_WHAT TO PRODUCE:_
Look through the data below and return each line where "JSON" appears.

_AVAILABLE RECORDS:_
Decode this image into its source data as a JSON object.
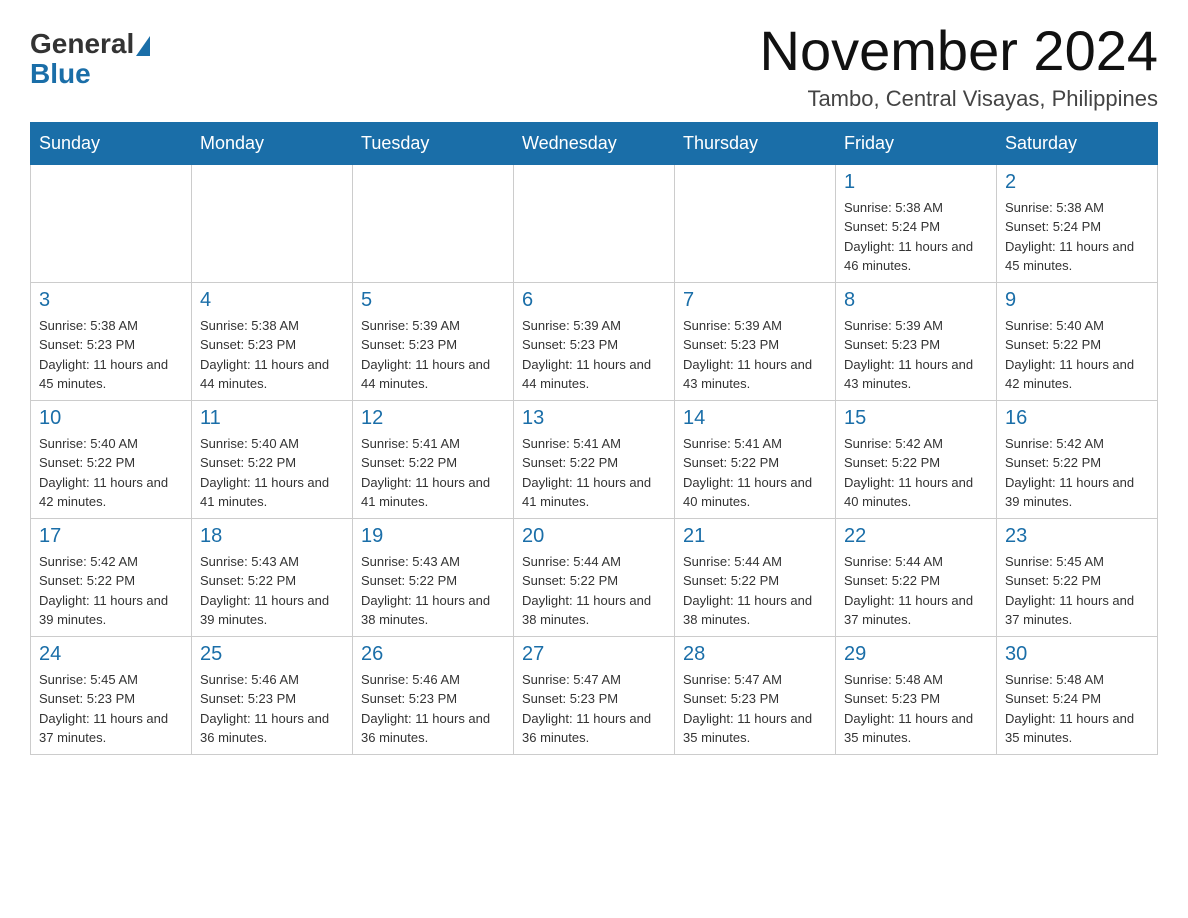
{
  "header": {
    "logo": {
      "general": "General",
      "blue": "Blue"
    },
    "title": "November 2024",
    "location": "Tambo, Central Visayas, Philippines"
  },
  "calendar": {
    "days_of_week": [
      "Sunday",
      "Monday",
      "Tuesday",
      "Wednesday",
      "Thursday",
      "Friday",
      "Saturday"
    ],
    "weeks": [
      [
        {
          "day": "",
          "info": ""
        },
        {
          "day": "",
          "info": ""
        },
        {
          "day": "",
          "info": ""
        },
        {
          "day": "",
          "info": ""
        },
        {
          "day": "",
          "info": ""
        },
        {
          "day": "1",
          "info": "Sunrise: 5:38 AM\nSunset: 5:24 PM\nDaylight: 11 hours and 46 minutes."
        },
        {
          "day": "2",
          "info": "Sunrise: 5:38 AM\nSunset: 5:24 PM\nDaylight: 11 hours and 45 minutes."
        }
      ],
      [
        {
          "day": "3",
          "info": "Sunrise: 5:38 AM\nSunset: 5:23 PM\nDaylight: 11 hours and 45 minutes."
        },
        {
          "day": "4",
          "info": "Sunrise: 5:38 AM\nSunset: 5:23 PM\nDaylight: 11 hours and 44 minutes."
        },
        {
          "day": "5",
          "info": "Sunrise: 5:39 AM\nSunset: 5:23 PM\nDaylight: 11 hours and 44 minutes."
        },
        {
          "day": "6",
          "info": "Sunrise: 5:39 AM\nSunset: 5:23 PM\nDaylight: 11 hours and 44 minutes."
        },
        {
          "day": "7",
          "info": "Sunrise: 5:39 AM\nSunset: 5:23 PM\nDaylight: 11 hours and 43 minutes."
        },
        {
          "day": "8",
          "info": "Sunrise: 5:39 AM\nSunset: 5:23 PM\nDaylight: 11 hours and 43 minutes."
        },
        {
          "day": "9",
          "info": "Sunrise: 5:40 AM\nSunset: 5:22 PM\nDaylight: 11 hours and 42 minutes."
        }
      ],
      [
        {
          "day": "10",
          "info": "Sunrise: 5:40 AM\nSunset: 5:22 PM\nDaylight: 11 hours and 42 minutes."
        },
        {
          "day": "11",
          "info": "Sunrise: 5:40 AM\nSunset: 5:22 PM\nDaylight: 11 hours and 41 minutes."
        },
        {
          "day": "12",
          "info": "Sunrise: 5:41 AM\nSunset: 5:22 PM\nDaylight: 11 hours and 41 minutes."
        },
        {
          "day": "13",
          "info": "Sunrise: 5:41 AM\nSunset: 5:22 PM\nDaylight: 11 hours and 41 minutes."
        },
        {
          "day": "14",
          "info": "Sunrise: 5:41 AM\nSunset: 5:22 PM\nDaylight: 11 hours and 40 minutes."
        },
        {
          "day": "15",
          "info": "Sunrise: 5:42 AM\nSunset: 5:22 PM\nDaylight: 11 hours and 40 minutes."
        },
        {
          "day": "16",
          "info": "Sunrise: 5:42 AM\nSunset: 5:22 PM\nDaylight: 11 hours and 39 minutes."
        }
      ],
      [
        {
          "day": "17",
          "info": "Sunrise: 5:42 AM\nSunset: 5:22 PM\nDaylight: 11 hours and 39 minutes."
        },
        {
          "day": "18",
          "info": "Sunrise: 5:43 AM\nSunset: 5:22 PM\nDaylight: 11 hours and 39 minutes."
        },
        {
          "day": "19",
          "info": "Sunrise: 5:43 AM\nSunset: 5:22 PM\nDaylight: 11 hours and 38 minutes."
        },
        {
          "day": "20",
          "info": "Sunrise: 5:44 AM\nSunset: 5:22 PM\nDaylight: 11 hours and 38 minutes."
        },
        {
          "day": "21",
          "info": "Sunrise: 5:44 AM\nSunset: 5:22 PM\nDaylight: 11 hours and 38 minutes."
        },
        {
          "day": "22",
          "info": "Sunrise: 5:44 AM\nSunset: 5:22 PM\nDaylight: 11 hours and 37 minutes."
        },
        {
          "day": "23",
          "info": "Sunrise: 5:45 AM\nSunset: 5:22 PM\nDaylight: 11 hours and 37 minutes."
        }
      ],
      [
        {
          "day": "24",
          "info": "Sunrise: 5:45 AM\nSunset: 5:23 PM\nDaylight: 11 hours and 37 minutes."
        },
        {
          "day": "25",
          "info": "Sunrise: 5:46 AM\nSunset: 5:23 PM\nDaylight: 11 hours and 36 minutes."
        },
        {
          "day": "26",
          "info": "Sunrise: 5:46 AM\nSunset: 5:23 PM\nDaylight: 11 hours and 36 minutes."
        },
        {
          "day": "27",
          "info": "Sunrise: 5:47 AM\nSunset: 5:23 PM\nDaylight: 11 hours and 36 minutes."
        },
        {
          "day": "28",
          "info": "Sunrise: 5:47 AM\nSunset: 5:23 PM\nDaylight: 11 hours and 35 minutes."
        },
        {
          "day": "29",
          "info": "Sunrise: 5:48 AM\nSunset: 5:23 PM\nDaylight: 11 hours and 35 minutes."
        },
        {
          "day": "30",
          "info": "Sunrise: 5:48 AM\nSunset: 5:24 PM\nDaylight: 11 hours and 35 minutes."
        }
      ]
    ]
  }
}
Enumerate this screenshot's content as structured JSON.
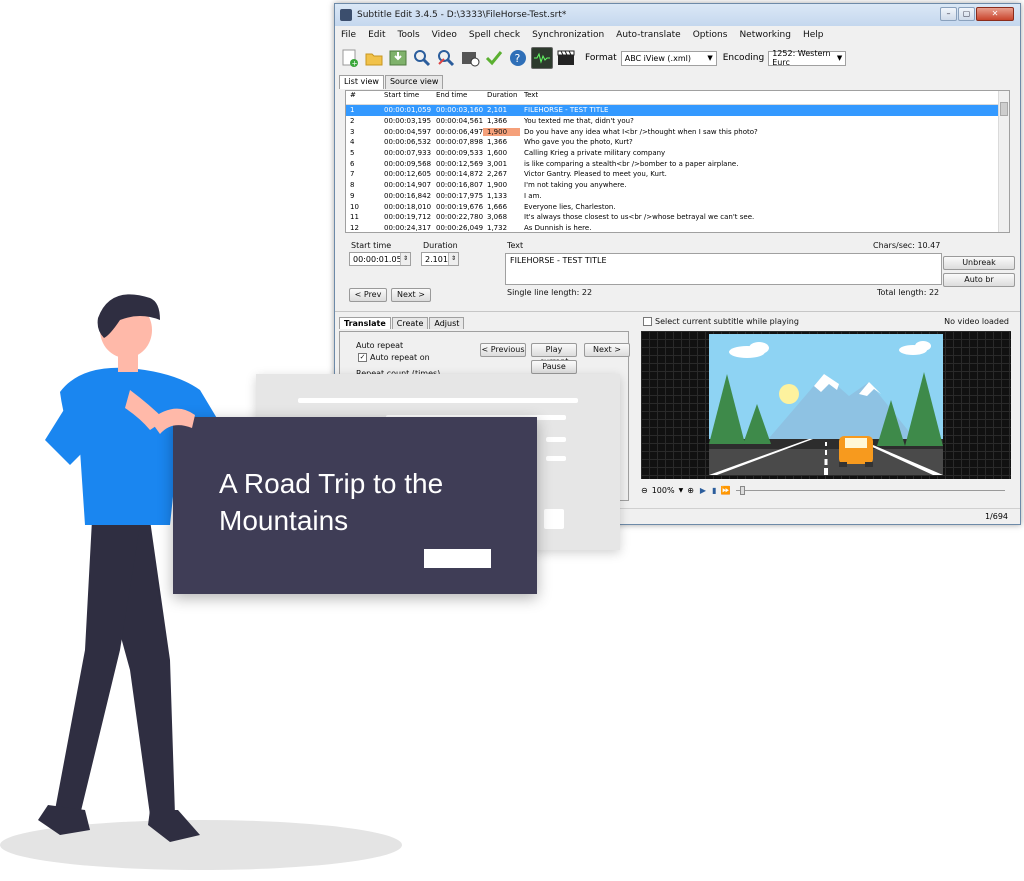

_RESULT FOR THIS EXERCISE:_
Decode this image into its source data as a JSON object.
Enumerate this screenshot's content as structured JSON.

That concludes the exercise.